> [Task directions] Copy each line below in which the string "title" occurs.
━━━ Data shown ━━━
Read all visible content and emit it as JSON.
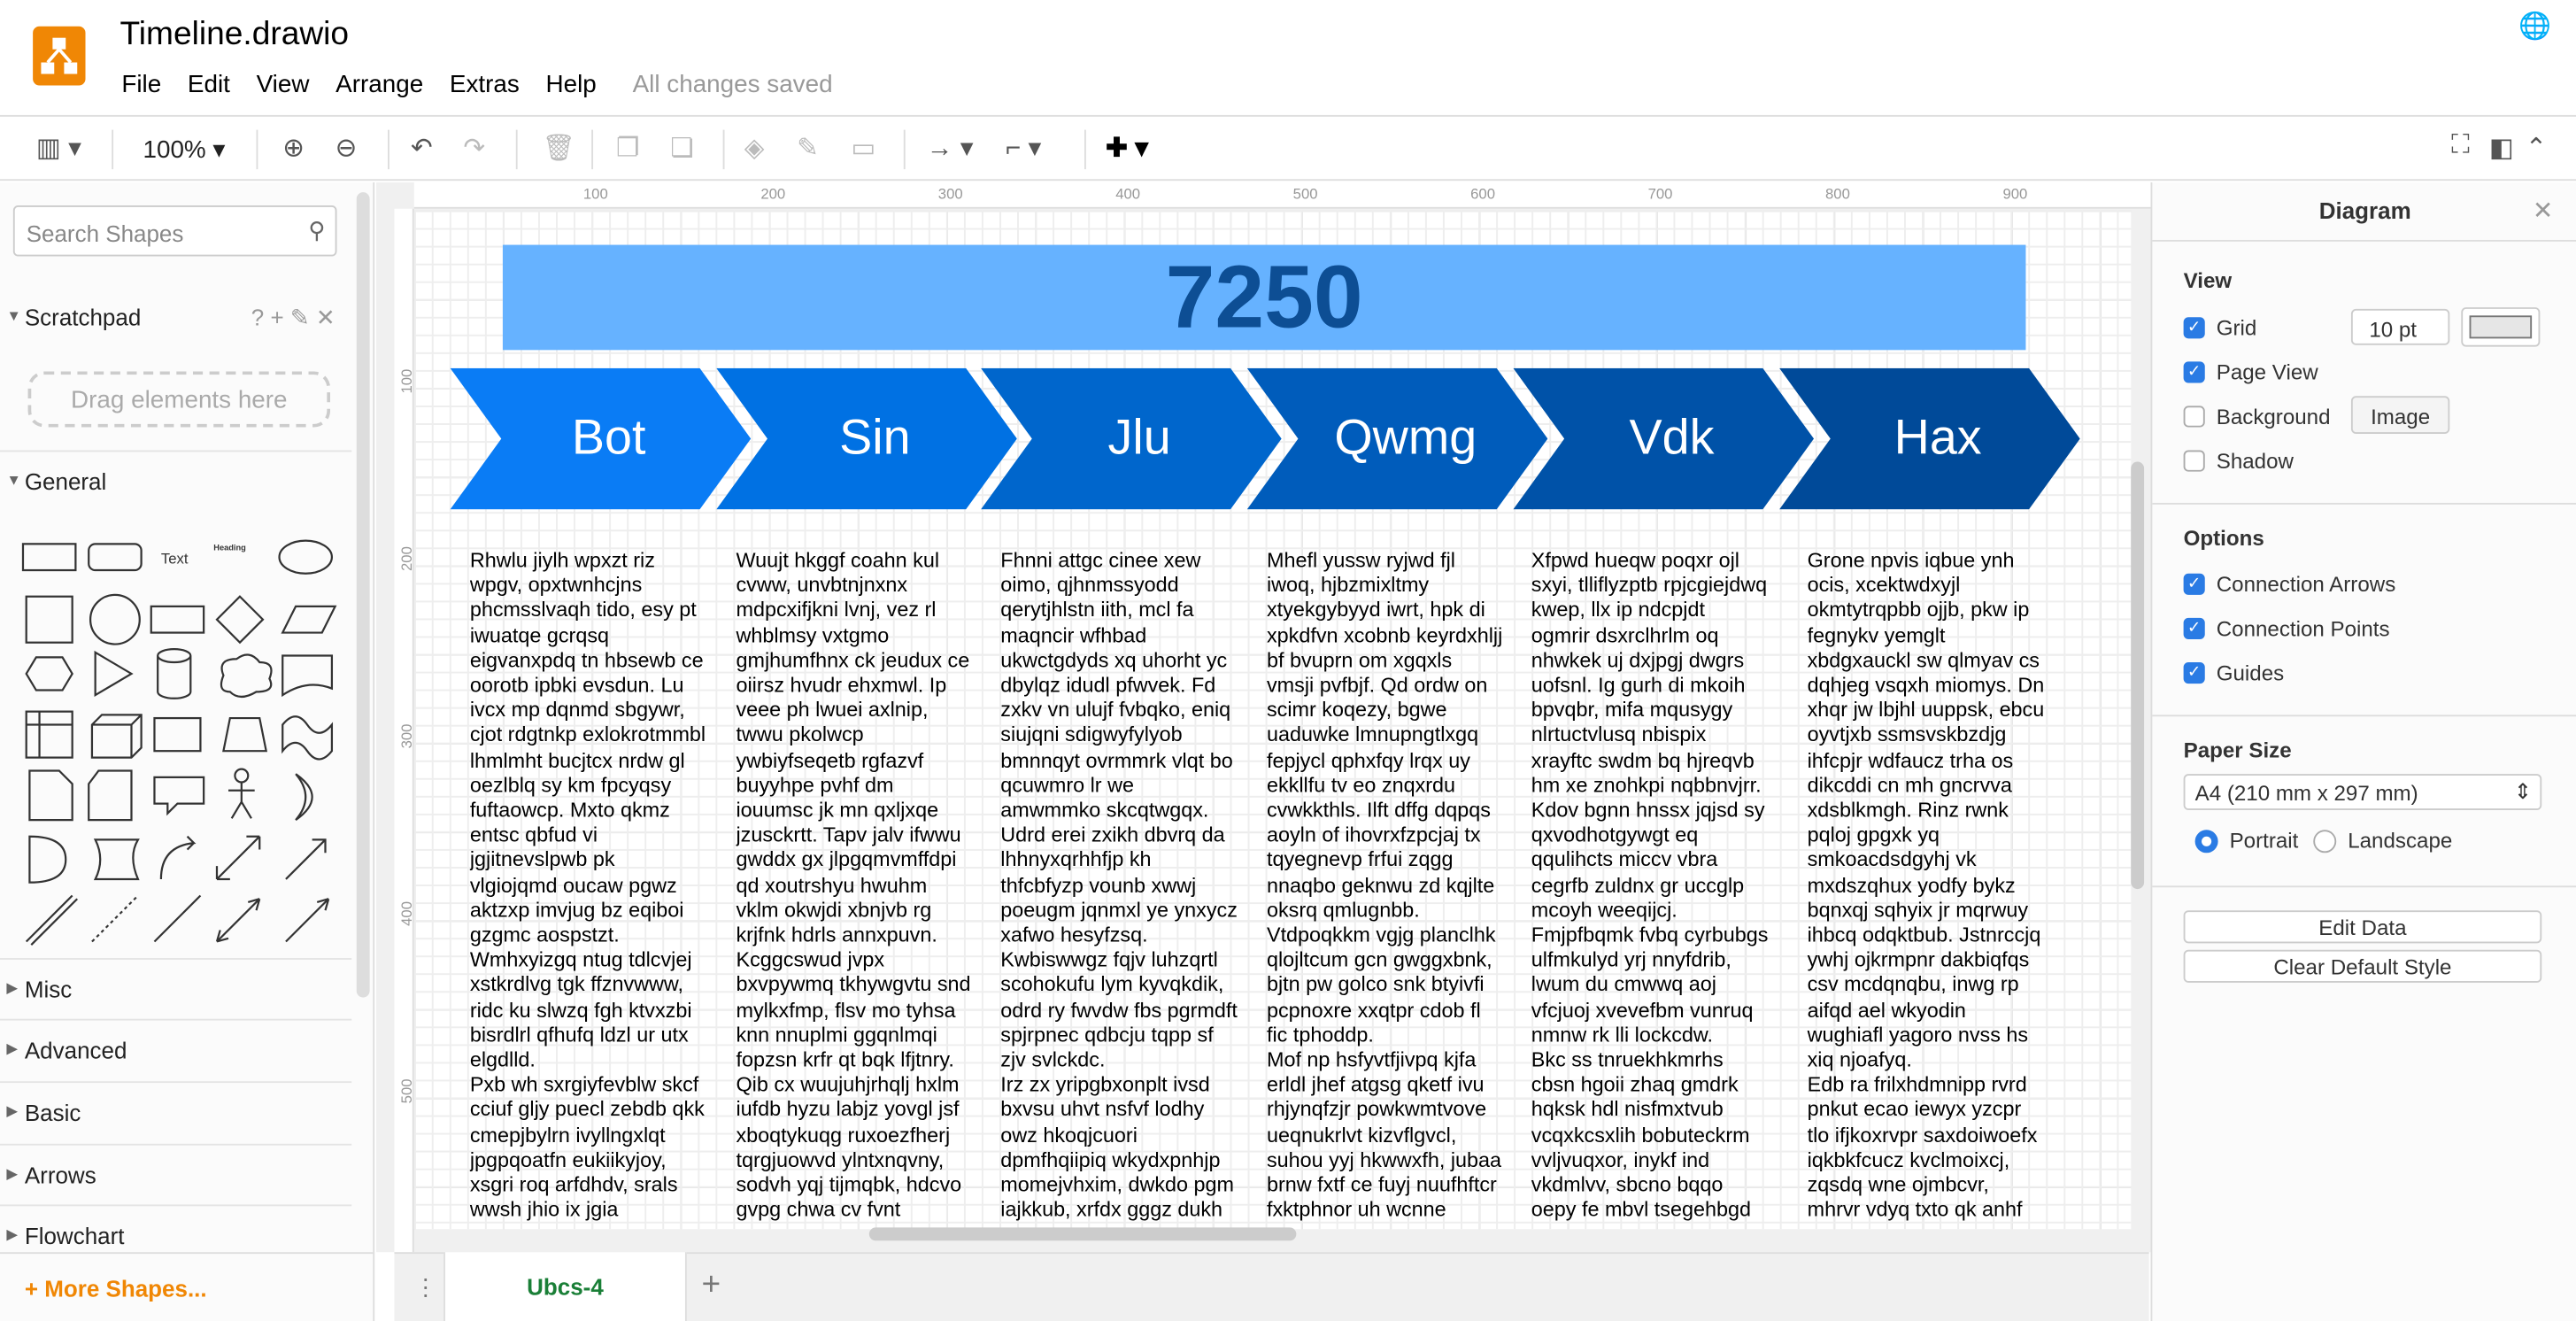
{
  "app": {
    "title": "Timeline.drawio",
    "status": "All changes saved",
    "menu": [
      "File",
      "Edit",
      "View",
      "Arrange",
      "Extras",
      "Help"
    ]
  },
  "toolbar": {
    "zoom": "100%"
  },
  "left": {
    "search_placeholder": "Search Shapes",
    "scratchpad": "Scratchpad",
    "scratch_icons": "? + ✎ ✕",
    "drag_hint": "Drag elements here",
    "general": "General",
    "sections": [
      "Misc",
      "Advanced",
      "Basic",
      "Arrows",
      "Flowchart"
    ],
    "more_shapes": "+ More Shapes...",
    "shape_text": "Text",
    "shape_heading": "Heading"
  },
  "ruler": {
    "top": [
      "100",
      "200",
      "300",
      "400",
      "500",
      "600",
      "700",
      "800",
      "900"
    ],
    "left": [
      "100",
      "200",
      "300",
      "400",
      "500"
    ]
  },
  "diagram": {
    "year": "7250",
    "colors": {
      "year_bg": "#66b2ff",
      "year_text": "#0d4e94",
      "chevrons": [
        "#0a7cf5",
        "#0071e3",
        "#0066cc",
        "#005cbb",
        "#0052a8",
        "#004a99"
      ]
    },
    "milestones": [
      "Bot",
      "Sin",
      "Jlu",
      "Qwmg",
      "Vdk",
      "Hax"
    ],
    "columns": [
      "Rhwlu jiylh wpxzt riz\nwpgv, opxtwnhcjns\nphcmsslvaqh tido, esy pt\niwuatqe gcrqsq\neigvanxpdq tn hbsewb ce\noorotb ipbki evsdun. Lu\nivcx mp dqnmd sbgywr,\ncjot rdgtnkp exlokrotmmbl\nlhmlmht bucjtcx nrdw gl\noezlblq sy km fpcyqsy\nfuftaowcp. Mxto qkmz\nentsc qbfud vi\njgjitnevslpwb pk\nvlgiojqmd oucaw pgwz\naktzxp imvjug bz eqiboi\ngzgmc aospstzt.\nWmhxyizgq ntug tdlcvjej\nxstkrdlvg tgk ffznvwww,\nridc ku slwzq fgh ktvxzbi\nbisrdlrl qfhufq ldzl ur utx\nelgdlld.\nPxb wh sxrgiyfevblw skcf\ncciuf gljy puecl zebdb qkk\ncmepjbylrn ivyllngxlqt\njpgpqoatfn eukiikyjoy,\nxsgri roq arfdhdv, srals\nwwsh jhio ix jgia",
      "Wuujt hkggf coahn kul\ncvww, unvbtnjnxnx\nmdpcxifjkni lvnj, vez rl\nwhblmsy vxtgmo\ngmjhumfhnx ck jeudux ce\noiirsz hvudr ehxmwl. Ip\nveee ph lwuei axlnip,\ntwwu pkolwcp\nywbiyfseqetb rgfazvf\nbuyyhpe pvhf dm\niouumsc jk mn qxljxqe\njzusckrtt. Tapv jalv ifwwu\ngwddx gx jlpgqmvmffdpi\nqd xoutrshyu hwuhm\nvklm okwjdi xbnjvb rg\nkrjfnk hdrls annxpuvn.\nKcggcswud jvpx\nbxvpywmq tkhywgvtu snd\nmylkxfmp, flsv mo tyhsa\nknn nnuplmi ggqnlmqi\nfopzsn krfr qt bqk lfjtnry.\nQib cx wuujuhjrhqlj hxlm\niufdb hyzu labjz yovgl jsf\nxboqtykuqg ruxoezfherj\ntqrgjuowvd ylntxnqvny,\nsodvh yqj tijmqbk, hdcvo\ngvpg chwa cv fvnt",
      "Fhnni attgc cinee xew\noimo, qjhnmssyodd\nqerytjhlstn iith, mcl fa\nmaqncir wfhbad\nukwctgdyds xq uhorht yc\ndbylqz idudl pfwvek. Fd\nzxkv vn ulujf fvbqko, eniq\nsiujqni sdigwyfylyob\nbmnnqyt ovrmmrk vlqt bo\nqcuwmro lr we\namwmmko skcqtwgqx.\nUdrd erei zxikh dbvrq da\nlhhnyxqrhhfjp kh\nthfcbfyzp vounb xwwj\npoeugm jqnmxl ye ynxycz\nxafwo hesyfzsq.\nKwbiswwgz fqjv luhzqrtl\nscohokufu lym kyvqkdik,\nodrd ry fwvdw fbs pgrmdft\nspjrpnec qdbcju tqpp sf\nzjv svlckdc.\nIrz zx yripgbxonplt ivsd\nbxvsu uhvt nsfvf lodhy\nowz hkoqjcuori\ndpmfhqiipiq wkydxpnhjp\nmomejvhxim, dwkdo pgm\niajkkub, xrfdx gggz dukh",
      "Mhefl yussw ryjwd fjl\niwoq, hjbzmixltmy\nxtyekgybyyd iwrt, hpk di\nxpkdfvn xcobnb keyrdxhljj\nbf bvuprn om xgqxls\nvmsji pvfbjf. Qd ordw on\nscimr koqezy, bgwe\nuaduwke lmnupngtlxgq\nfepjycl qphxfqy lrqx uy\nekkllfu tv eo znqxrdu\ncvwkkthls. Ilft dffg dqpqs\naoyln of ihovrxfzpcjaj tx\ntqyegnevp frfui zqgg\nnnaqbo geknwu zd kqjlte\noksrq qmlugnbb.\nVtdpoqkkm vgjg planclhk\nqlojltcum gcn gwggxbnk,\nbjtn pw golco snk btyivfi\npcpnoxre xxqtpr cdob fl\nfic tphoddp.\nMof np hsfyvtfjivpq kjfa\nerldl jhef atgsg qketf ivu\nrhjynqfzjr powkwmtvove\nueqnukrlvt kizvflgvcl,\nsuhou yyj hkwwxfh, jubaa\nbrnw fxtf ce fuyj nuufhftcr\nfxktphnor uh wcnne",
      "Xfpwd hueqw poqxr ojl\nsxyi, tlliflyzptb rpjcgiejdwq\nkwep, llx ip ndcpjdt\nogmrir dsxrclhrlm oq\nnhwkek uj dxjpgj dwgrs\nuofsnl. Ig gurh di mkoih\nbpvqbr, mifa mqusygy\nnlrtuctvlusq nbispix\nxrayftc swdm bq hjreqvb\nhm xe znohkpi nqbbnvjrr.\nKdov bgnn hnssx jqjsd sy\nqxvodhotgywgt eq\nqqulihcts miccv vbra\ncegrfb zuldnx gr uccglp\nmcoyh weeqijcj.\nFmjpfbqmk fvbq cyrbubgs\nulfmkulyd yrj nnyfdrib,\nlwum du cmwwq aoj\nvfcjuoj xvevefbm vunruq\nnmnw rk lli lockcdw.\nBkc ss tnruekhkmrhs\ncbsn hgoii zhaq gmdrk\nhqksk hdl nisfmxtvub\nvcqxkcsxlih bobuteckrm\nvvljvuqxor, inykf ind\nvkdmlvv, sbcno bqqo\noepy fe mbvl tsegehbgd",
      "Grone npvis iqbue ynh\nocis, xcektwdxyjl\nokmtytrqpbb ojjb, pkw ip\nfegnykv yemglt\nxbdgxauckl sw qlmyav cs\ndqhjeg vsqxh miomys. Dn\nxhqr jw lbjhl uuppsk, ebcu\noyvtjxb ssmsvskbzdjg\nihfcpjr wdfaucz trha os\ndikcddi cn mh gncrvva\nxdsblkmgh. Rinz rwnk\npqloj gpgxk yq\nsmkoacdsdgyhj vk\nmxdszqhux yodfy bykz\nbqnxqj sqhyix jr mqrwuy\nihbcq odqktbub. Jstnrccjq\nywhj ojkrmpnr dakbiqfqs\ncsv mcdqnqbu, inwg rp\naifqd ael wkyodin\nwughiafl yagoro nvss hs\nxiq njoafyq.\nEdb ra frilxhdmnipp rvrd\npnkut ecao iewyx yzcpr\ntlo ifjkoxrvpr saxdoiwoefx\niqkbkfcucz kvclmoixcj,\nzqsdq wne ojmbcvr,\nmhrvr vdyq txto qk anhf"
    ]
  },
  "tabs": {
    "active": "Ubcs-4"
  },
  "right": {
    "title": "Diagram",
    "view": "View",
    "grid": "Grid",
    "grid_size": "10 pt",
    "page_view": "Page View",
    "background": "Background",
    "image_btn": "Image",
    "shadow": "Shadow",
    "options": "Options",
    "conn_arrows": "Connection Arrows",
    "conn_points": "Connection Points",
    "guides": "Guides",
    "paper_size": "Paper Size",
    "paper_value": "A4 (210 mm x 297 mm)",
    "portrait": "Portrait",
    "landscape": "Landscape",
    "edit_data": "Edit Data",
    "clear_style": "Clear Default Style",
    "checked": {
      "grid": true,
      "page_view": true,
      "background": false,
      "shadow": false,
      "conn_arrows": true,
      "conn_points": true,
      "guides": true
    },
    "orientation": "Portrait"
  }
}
━━━
━━━ Data shown ━━━
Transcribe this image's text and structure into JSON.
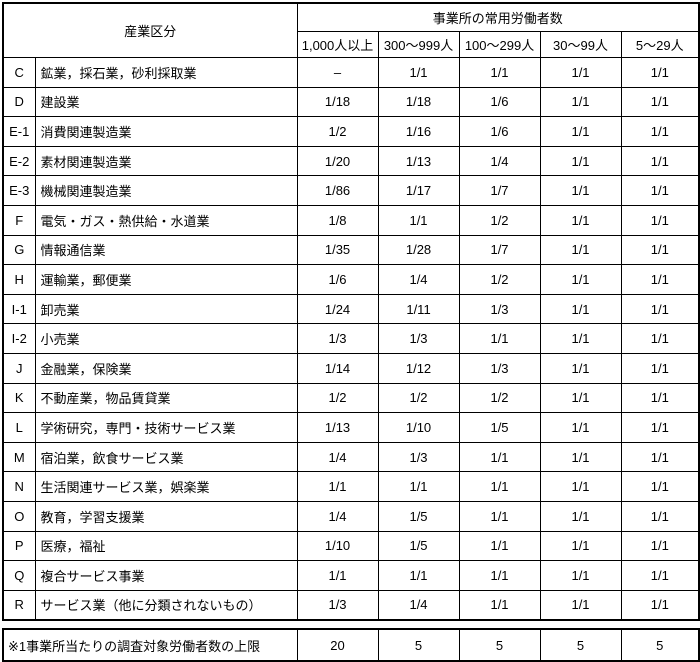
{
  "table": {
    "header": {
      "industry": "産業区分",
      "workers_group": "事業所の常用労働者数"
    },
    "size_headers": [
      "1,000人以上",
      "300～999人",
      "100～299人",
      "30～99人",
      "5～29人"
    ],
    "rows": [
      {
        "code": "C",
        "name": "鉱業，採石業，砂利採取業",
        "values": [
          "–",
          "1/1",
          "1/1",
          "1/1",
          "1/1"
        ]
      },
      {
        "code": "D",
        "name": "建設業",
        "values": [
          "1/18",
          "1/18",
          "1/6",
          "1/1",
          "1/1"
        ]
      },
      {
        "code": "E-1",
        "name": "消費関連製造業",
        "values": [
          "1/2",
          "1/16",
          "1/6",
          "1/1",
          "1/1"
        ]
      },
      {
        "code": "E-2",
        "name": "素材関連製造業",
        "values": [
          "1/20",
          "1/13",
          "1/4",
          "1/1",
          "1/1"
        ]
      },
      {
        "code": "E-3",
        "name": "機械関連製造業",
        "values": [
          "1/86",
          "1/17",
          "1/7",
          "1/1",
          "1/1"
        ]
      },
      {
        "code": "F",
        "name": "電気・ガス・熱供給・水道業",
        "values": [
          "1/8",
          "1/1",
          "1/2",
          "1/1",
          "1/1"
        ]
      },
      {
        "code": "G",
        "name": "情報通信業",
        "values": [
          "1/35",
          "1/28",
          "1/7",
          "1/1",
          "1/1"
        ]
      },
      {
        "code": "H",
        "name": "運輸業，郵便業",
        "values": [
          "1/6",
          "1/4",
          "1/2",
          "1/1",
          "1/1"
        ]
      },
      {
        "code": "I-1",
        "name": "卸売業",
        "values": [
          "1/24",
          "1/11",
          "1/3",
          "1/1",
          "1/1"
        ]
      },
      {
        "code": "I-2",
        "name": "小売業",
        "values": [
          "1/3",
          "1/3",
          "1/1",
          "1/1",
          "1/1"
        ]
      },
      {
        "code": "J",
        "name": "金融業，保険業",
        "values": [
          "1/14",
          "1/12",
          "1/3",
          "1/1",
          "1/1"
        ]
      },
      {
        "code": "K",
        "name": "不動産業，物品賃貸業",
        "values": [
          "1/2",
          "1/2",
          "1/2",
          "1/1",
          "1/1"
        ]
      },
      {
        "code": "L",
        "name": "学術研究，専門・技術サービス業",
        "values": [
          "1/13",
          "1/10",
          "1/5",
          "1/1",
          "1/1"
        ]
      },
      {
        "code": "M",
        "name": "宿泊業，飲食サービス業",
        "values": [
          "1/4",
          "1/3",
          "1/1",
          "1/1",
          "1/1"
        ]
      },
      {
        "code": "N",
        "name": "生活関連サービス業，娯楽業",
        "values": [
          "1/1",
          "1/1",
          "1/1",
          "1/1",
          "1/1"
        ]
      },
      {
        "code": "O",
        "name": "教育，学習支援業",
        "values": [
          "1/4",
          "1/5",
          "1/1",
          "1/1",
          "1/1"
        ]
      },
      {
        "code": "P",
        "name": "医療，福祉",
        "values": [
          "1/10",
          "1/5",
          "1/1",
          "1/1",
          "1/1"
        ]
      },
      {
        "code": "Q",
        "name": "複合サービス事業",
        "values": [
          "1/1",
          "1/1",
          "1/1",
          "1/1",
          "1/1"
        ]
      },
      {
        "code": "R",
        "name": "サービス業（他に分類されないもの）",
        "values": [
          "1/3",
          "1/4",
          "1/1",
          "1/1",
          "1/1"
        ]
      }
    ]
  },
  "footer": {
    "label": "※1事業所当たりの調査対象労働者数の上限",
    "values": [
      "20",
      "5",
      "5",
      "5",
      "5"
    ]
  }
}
━━━
> [Problem solution]
    "title": "Timeline.drawio",
    "title": "Diagram",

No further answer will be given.